● **EXERCISE**: Scan the listing below for lines with "text" in them. Give their number and nothing more.

● **DATA FOR REVIEW**:
::::::
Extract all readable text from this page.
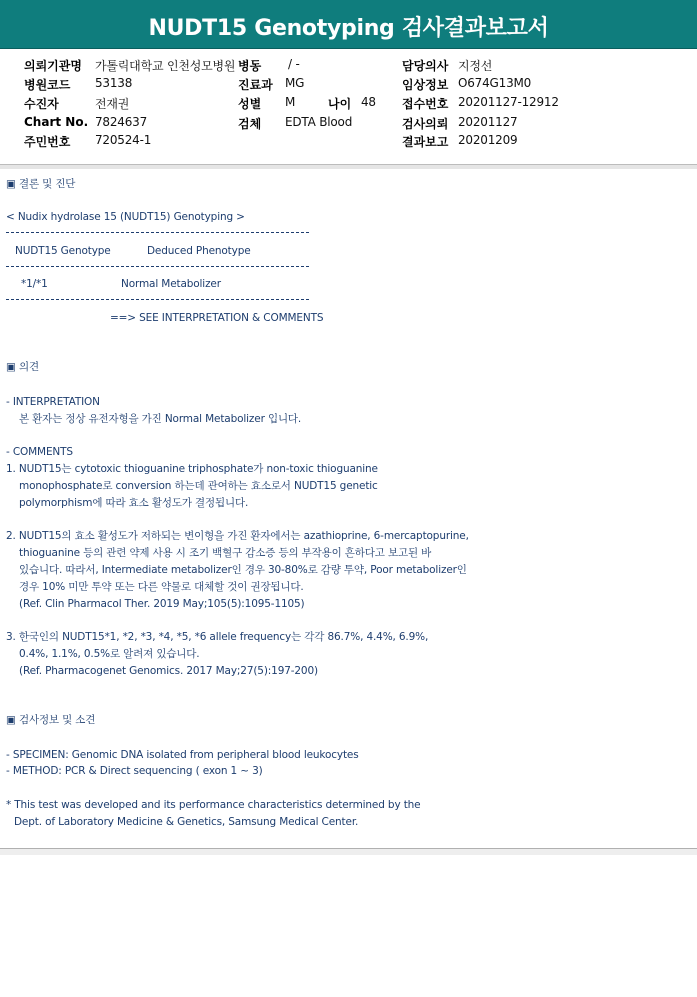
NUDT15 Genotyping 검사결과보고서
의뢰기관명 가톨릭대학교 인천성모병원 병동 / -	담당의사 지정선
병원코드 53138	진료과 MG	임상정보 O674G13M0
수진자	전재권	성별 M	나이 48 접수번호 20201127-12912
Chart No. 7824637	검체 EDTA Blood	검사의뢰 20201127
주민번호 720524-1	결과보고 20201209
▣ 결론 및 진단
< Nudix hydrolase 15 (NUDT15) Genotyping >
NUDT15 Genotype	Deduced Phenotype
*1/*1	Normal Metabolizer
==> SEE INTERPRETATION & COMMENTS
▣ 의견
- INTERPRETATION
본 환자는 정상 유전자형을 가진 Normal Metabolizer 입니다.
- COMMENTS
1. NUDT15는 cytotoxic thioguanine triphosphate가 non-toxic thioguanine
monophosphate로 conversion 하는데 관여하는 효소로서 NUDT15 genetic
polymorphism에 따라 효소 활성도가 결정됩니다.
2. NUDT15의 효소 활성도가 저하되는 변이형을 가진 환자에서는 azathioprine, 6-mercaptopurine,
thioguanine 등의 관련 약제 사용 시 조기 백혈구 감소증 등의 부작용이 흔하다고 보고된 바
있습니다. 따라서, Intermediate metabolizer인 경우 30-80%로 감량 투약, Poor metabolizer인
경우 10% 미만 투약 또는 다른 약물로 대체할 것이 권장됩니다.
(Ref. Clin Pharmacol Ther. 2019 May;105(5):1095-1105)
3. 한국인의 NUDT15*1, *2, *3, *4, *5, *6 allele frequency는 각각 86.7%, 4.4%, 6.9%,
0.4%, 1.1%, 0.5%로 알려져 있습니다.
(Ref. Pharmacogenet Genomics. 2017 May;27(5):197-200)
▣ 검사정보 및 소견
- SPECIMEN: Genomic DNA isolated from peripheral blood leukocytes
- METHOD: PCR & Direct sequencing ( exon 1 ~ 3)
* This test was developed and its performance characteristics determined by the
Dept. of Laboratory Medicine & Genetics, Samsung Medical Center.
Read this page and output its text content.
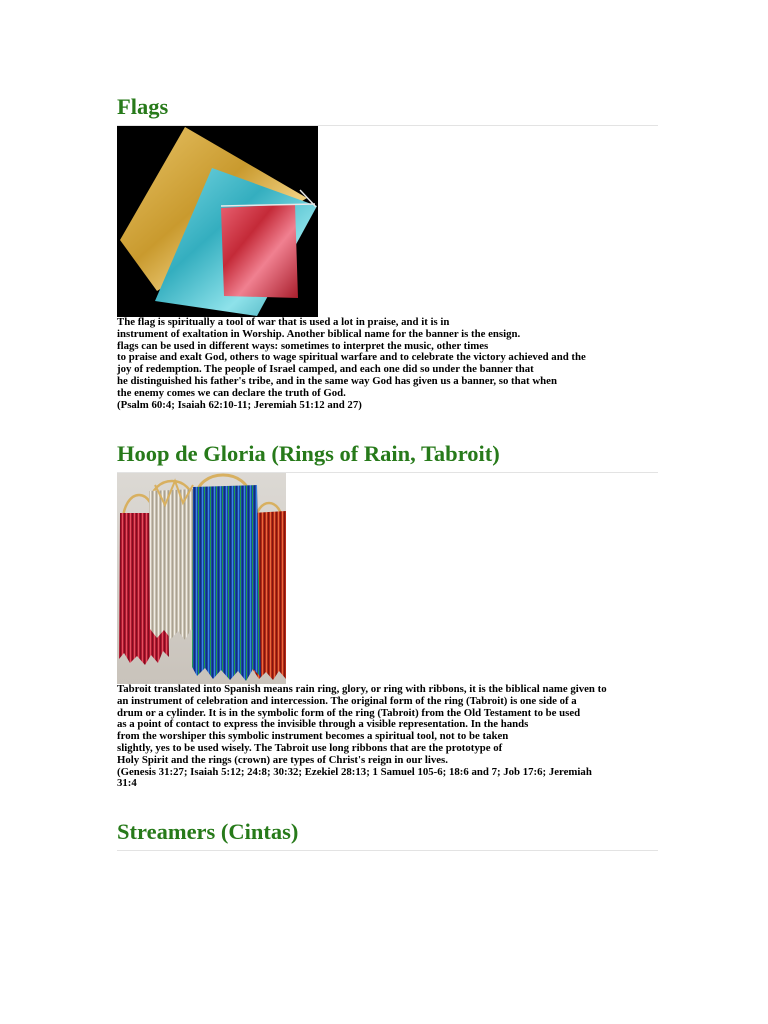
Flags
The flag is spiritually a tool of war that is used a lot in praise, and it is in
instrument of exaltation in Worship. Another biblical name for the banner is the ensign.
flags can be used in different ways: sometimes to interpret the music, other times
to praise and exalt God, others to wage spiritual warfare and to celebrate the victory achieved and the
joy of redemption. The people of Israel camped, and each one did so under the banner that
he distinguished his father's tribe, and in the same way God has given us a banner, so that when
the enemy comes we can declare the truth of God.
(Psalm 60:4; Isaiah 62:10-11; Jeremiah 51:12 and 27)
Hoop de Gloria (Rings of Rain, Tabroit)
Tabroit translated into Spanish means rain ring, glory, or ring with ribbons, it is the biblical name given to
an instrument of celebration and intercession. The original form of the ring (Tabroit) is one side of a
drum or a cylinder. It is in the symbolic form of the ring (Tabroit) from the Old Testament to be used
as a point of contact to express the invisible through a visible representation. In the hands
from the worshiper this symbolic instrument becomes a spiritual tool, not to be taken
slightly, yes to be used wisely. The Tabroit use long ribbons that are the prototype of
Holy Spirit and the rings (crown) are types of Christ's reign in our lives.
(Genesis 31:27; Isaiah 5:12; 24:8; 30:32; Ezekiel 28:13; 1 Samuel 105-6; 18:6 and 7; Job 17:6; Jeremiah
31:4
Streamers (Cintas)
::::::
● **ANSWER TO THE EXERCISE**: 2